The records below should be written out again, exactly.

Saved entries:
══════════════════════════════

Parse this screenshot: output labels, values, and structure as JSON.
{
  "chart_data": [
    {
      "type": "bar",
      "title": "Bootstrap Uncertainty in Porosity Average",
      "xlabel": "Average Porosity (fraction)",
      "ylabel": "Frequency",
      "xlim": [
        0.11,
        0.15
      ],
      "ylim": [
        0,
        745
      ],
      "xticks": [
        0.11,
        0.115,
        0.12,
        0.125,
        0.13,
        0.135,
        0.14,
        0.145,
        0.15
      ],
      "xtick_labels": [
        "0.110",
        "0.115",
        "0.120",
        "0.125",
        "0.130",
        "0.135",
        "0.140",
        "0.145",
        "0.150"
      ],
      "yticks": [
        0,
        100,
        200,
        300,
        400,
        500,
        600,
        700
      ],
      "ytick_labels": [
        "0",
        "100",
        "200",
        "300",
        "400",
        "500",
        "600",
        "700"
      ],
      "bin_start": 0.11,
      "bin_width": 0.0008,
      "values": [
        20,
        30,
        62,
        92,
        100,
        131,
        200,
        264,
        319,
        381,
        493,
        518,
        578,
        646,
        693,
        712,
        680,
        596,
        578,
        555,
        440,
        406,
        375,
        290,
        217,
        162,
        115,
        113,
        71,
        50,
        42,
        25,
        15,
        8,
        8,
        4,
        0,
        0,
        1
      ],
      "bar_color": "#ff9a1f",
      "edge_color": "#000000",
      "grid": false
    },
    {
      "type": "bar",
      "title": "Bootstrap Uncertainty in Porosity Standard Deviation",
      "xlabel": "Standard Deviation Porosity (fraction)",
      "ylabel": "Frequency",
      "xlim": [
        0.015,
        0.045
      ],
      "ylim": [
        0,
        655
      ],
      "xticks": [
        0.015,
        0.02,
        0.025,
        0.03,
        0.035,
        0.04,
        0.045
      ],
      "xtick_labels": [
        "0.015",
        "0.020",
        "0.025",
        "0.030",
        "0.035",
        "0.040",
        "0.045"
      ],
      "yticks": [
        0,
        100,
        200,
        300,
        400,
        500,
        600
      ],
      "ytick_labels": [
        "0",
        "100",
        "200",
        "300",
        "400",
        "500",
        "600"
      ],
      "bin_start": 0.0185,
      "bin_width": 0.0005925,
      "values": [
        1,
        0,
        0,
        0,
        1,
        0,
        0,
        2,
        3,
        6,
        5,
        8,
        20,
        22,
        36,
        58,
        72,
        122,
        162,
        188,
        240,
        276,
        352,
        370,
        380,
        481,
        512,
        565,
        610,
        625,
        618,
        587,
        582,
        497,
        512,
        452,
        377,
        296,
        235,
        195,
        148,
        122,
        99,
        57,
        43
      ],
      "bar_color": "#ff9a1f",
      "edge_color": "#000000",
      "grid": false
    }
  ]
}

══════════════════════════════

> _Solved exercise_:
Parse this screenshot: output labels, values, and structure as JSON.
{
  "chart_data": [
    {
      "type": "bar",
      "title": "Bootstrap Uncertainty in Porosity Average",
      "xlabel": "Average Porosity (fraction)",
      "ylabel": "Frequency",
      "xlim": [
        0.11,
        0.15
      ],
      "ylim": [
        0,
        745
      ],
      "xticks": [
        0.11,
        0.115,
        0.12,
        0.125,
        0.13,
        0.135,
        0.14,
        0.145,
        0.15
      ],
      "xtick_labels": [
        "0.110",
        "0.115",
        "0.120",
        "0.125",
        "0.130",
        "0.135",
        "0.140",
        "0.145",
        "0.150"
      ],
      "yticks": [
        0,
        100,
        200,
        300,
        400,
        500,
        600,
        700
      ],
      "ytick_labels": [
        "0",
        "100",
        "200",
        "300",
        "400",
        "500",
        "600",
        "700"
      ],
      "bin_start": 0.11,
      "bin_width": 0.0008,
      "values": [
        20,
        30,
        62,
        92,
        100,
        131,
        200,
        264,
        319,
        381,
        493,
        518,
        578,
        646,
        693,
        712,
        680,
        596,
        578,
        555,
        440,
        406,
        375,
        290,
        217,
        162,
        115,
        113,
        71,
        50,
        42,
        25,
        15,
        8,
        8,
        4,
        0,
        0,
        1
      ],
      "bar_color": "#ff9a1f",
      "edge_color": "#000000",
      "grid": false
    },
    {
      "type": "bar",
      "title": "Bootstrap Uncertainty in Porosity Standard Deviation",
      "xlabel": "Standard Deviation Porosity (fraction)",
      "ylabel": "Frequency",
      "xlim": [
        0.015,
        0.045
      ],
      "ylim": [
        0,
        655
      ],
      "xticks": [
        0.015,
        0.02,
        0.025,
        0.03,
        0.035,
        0.04,
        0.045
      ],
      "xtick_labels": [
        "0.015",
        "0.020",
        "0.025",
        "0.030",
        "0.035",
        "0.040",
        "0.045"
      ],
      "yticks": [
        0,
        100,
        200,
        300,
        400,
        500,
        600
      ],
      "ytick_labels": [
        "0",
        "100",
        "200",
        "300",
        "400",
        "500",
        "600"
      ],
      "bin_start": 0.0185,
      "bin_width": 0.0005925,
      "values": [
        1,
        0,
        0,
        0,
        1,
        0,
        0,
        2,
        3,
        6,
        5,
        8,
        20,
        22,
        36,
        58,
        72,
        122,
        162,
        188,
        240,
        276,
        352,
        370,
        380,
        481,
        512,
        565,
        610,
        625,
        618,
        587,
        582,
        497,
        512,
        452,
        377,
        296,
        235,
        195,
        148,
        122,
        99,
        57,
        43
      ],
      "bar_color": "#ff9a1f",
      "edge_color": "#000000",
      "grid": false
    }
  ]
}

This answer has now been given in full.